Write out the rows below again, swapping each "day-action-link" for "day-action-button" and leaving everything else unchanged.
─── Supplied records ───
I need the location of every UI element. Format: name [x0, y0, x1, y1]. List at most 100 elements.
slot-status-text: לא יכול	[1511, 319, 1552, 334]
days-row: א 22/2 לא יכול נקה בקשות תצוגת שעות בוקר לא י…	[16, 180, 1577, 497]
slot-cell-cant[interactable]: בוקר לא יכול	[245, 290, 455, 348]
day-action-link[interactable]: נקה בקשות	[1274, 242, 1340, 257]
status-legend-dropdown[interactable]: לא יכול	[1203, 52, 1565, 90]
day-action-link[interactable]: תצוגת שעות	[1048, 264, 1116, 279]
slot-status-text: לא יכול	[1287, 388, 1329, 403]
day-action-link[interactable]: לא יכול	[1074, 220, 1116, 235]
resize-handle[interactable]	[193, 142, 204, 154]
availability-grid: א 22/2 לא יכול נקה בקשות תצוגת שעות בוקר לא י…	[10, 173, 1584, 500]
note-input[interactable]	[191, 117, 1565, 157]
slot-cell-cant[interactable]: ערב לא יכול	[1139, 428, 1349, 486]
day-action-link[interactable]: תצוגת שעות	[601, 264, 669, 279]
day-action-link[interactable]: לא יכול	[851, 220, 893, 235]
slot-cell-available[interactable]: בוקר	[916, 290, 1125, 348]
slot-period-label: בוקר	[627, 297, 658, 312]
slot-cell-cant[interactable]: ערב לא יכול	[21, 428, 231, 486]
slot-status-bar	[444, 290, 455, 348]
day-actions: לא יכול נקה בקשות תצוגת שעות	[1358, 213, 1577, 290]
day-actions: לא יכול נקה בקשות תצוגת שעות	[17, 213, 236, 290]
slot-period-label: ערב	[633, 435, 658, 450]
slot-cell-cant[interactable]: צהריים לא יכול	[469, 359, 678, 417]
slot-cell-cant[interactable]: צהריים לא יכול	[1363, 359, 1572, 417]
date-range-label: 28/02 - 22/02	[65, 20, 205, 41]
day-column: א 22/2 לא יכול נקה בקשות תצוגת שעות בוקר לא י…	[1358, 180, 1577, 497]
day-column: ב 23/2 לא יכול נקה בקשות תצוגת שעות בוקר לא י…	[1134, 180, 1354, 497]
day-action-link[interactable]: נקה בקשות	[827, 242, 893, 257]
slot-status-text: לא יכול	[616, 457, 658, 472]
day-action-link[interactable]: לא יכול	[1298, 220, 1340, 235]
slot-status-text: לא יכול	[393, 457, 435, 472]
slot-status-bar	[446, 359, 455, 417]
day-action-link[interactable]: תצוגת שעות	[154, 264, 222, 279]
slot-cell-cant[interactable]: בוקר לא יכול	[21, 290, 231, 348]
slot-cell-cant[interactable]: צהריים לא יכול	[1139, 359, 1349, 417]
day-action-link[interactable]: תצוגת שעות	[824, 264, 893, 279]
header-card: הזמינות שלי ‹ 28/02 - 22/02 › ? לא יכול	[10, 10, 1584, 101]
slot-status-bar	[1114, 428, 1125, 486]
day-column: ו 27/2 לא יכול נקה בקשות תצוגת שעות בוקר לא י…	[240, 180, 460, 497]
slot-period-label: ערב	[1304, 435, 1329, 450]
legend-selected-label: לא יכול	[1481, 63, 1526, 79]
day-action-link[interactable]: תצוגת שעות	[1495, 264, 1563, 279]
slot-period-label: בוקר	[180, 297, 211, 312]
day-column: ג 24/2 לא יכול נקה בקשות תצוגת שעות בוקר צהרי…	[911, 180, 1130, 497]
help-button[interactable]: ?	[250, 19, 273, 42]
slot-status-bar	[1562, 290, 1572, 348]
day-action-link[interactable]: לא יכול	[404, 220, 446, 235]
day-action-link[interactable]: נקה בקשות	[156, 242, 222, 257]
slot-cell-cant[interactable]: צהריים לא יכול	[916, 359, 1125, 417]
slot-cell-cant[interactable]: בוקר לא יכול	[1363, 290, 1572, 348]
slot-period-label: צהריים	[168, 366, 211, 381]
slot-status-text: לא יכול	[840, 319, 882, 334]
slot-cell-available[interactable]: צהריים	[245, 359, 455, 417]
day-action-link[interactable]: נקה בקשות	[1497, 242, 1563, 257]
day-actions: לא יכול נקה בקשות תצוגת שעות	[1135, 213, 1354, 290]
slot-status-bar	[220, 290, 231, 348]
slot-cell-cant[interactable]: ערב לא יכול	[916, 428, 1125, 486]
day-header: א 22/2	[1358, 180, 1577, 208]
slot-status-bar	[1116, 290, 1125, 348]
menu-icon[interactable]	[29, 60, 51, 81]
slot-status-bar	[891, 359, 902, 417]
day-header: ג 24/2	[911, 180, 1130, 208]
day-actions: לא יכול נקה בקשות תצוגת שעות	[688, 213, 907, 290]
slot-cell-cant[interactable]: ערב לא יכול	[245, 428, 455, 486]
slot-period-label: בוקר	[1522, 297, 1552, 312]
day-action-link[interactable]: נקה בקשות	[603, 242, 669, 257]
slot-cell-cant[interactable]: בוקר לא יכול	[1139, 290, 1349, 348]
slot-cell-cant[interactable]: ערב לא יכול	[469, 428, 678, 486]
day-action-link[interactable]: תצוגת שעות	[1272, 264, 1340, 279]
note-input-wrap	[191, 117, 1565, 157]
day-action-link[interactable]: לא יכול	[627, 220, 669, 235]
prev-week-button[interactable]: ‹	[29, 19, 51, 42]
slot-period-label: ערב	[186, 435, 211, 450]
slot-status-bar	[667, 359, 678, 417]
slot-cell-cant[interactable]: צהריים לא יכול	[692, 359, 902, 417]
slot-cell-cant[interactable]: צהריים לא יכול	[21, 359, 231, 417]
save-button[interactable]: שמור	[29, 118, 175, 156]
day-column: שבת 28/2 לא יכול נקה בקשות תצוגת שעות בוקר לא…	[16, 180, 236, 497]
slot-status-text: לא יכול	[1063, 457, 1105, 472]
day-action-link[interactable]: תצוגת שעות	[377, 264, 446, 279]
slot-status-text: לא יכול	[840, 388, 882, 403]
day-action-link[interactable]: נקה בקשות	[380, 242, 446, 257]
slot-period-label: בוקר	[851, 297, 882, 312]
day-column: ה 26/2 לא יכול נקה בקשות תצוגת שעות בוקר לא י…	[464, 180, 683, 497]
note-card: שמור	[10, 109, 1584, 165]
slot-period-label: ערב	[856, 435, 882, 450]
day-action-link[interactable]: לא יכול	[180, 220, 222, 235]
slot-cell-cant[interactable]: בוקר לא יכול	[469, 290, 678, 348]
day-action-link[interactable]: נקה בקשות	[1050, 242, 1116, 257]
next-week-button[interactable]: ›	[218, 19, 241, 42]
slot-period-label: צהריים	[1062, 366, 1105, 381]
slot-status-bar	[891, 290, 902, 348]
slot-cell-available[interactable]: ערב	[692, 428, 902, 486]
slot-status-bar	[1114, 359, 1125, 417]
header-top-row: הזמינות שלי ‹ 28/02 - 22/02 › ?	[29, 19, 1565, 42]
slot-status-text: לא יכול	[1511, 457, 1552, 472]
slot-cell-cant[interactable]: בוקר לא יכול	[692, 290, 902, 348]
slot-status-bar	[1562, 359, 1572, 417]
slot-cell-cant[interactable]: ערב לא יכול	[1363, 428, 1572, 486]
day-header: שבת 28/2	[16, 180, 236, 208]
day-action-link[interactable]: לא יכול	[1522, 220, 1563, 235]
───
— Response for this exercise —
I need the location of every UI element. Format: name [x0, y0, x1, y1]. List at most 100 elements.
slot-status-text: לא יכול	[1511, 319, 1552, 334]
days-row: א 22/2 לא יכול נקה בקשות תצוגת שעות בוקר לא י…	[16, 180, 1577, 497]
slot-cell-cant[interactable]: בוקר לא יכול	[245, 290, 455, 348]
day-action-button[interactable]: נקה בקשות	[1274, 242, 1340, 257]
status-legend-dropdown[interactable]: לא יכול	[1203, 52, 1565, 90]
day-action-button[interactable]: תצוגת שעות	[1048, 264, 1116, 279]
slot-status-text: לא יכול	[1287, 388, 1329, 403]
day-action-button[interactable]: לא יכול	[1074, 220, 1116, 235]
resize-handle[interactable]	[193, 142, 204, 154]
availability-grid: א 22/2 לא יכול נקה בקשות תצוגת שעות בוקר לא י…	[10, 173, 1584, 500]
note-input[interactable]	[191, 117, 1565, 157]
slot-cell-cant[interactable]: ערב לא יכול	[1139, 428, 1349, 486]
day-action-button[interactable]: תצוגת שעות	[601, 264, 669, 279]
day-action-button[interactable]: לא יכול	[851, 220, 893, 235]
slot-cell-available[interactable]: בוקר	[916, 290, 1125, 348]
slot-period-label: בוקר	[627, 297, 658, 312]
slot-cell-cant[interactable]: ערב לא יכול	[21, 428, 231, 486]
slot-status-bar	[444, 290, 455, 348]
day-actions: לא יכול נקה בקשות תצוגת שעות	[1358, 213, 1577, 290]
day-actions: לא יכול נקה בקשות תצוגת שעות	[17, 213, 236, 290]
slot-period-label: ערב	[633, 435, 658, 450]
slot-cell-cant[interactable]: צהריים לא יכול	[469, 359, 678, 417]
slot-cell-cant[interactable]: צהריים לא יכול	[1363, 359, 1572, 417]
date-range-label: 28/02 - 22/02	[65, 20, 205, 41]
day-column: א 22/2 לא יכול נקה בקשות תצוגת שעות בוקר לא י…	[1358, 180, 1577, 497]
day-column: ב 23/2 לא יכול נקה בקשות תצוגת שעות בוקר לא י…	[1134, 180, 1354, 497]
day-action-button[interactable]: נקה בקשות	[827, 242, 893, 257]
slot-status-text: לא יכול	[616, 457, 658, 472]
day-action-button[interactable]: לא יכול	[1298, 220, 1340, 235]
slot-status-text: לא יכול	[393, 457, 435, 472]
slot-status-bar	[446, 359, 455, 417]
day-action-button[interactable]: תצוגת שעות	[154, 264, 222, 279]
slot-cell-cant[interactable]: בוקר לא יכול	[21, 290, 231, 348]
slot-cell-cant[interactable]: צהריים לא יכול	[1139, 359, 1349, 417]
day-action-button[interactable]: תצוגת שעות	[824, 264, 893, 279]
header-card: הזמינות שלי ‹ 28/02 - 22/02 › ? לא יכול	[10, 10, 1584, 101]
slot-status-bar	[1114, 428, 1125, 486]
day-column: ו 27/2 לא יכול נקה בקשות תצוגת שעות בוקר לא י…	[240, 180, 460, 497]
slot-period-label: ערב	[1304, 435, 1329, 450]
legend-selected-label: לא יכול	[1481, 63, 1526, 79]
day-action-button[interactable]: תצוגת שעות	[1495, 264, 1563, 279]
slot-period-label: בוקר	[180, 297, 211, 312]
day-column: ג 24/2 לא יכול נקה בקשות תצוגת שעות בוקר צהרי…	[911, 180, 1130, 497]
help-button[interactable]: ?	[250, 19, 273, 42]
slot-status-bar	[1562, 290, 1572, 348]
day-action-button[interactable]: לא יכול	[404, 220, 446, 235]
day-action-button[interactable]: נקה בקשות	[156, 242, 222, 257]
slot-cell-cant[interactable]: צהריים לא יכול	[916, 359, 1125, 417]
slot-cell-cant[interactable]: בוקר לא יכול	[1363, 290, 1572, 348]
slot-period-label: צהריים	[168, 366, 211, 381]
slot-status-text: לא יכול	[840, 319, 882, 334]
slot-cell-available[interactable]: צהריים	[245, 359, 455, 417]
day-action-button[interactable]: נקה בקשות	[1497, 242, 1563, 257]
day-actions: לא יכול נקה בקשות תצוגת שעות	[1135, 213, 1354, 290]
slot-status-bar	[220, 290, 231, 348]
slot-cell-cant[interactable]: ערב לא יכול	[916, 428, 1125, 486]
day-header: א 22/2	[1358, 180, 1577, 208]
slot-status-bar	[1116, 290, 1125, 348]
menu-icon[interactable]	[29, 60, 51, 81]
slot-status-bar	[891, 359, 902, 417]
day-header: ג 24/2	[911, 180, 1130, 208]
day-actions: לא יכול נקה בקשות תצוגת שעות	[688, 213, 907, 290]
slot-cell-cant[interactable]: ערב לא יכול	[245, 428, 455, 486]
slot-period-label: בוקר	[1522, 297, 1552, 312]
day-action-button[interactable]: נקה בקשות	[603, 242, 669, 257]
slot-cell-cant[interactable]: בוקר לא יכול	[1139, 290, 1349, 348]
slot-cell-cant[interactable]: ערב לא יכול	[469, 428, 678, 486]
day-action-button[interactable]: תצוגת שעות	[1272, 264, 1340, 279]
note-input-wrap	[191, 117, 1565, 157]
day-action-button[interactable]: לא יכול	[627, 220, 669, 235]
prev-week-button[interactable]: ‹	[29, 19, 51, 42]
slot-period-label: ערב	[186, 435, 211, 450]
slot-status-bar	[667, 359, 678, 417]
slot-cell-cant[interactable]: צהריים לא יכול	[692, 359, 902, 417]
slot-cell-cant[interactable]: צהריים לא יכול	[21, 359, 231, 417]
save-button[interactable]: שמור	[29, 118, 175, 156]
day-column: שבת 28/2 לא יכול נקה בקשות תצוגת שעות בוקר לא…	[16, 180, 236, 497]
slot-status-text: לא יכול	[1063, 457, 1105, 472]
day-action-button[interactable]: תצוגת שעות	[377, 264, 446, 279]
slot-status-text: לא יכול	[840, 388, 882, 403]
day-action-button[interactable]: נקה בקשות	[380, 242, 446, 257]
slot-period-label: בוקר	[851, 297, 882, 312]
day-column: ה 26/2 לא יכול נקה בקשות תצוגת שעות בוקר לא י…	[464, 180, 683, 497]
note-card: שמור	[10, 109, 1584, 165]
slot-period-label: ערב	[856, 435, 882, 450]
day-action-button[interactable]: לא יכול	[180, 220, 222, 235]
slot-cell-cant[interactable]: בוקר לא יכול	[469, 290, 678, 348]
day-action-button[interactable]: נקה בקשות	[1050, 242, 1116, 257]
next-week-button[interactable]: ›	[218, 19, 241, 42]
slot-period-label: צהריים	[1062, 366, 1105, 381]
slot-status-bar	[891, 290, 902, 348]
slot-cell-available[interactable]: ערב	[692, 428, 902, 486]
slot-status-bar	[1114, 359, 1125, 417]
header-top-row: הזמינות שלי ‹ 28/02 - 22/02 › ?	[29, 19, 1565, 42]
slot-status-text: לא יכול	[1511, 457, 1552, 472]
slot-cell-cant[interactable]: בוקר לא יכול	[692, 290, 902, 348]
slot-status-bar	[1562, 359, 1572, 417]
slot-cell-cant[interactable]: ערב לא יכול	[1363, 428, 1572, 486]
day-header: שבת 28/2	[16, 180, 236, 208]
day-action-button[interactable]: לא יכול	[1522, 220, 1563, 235]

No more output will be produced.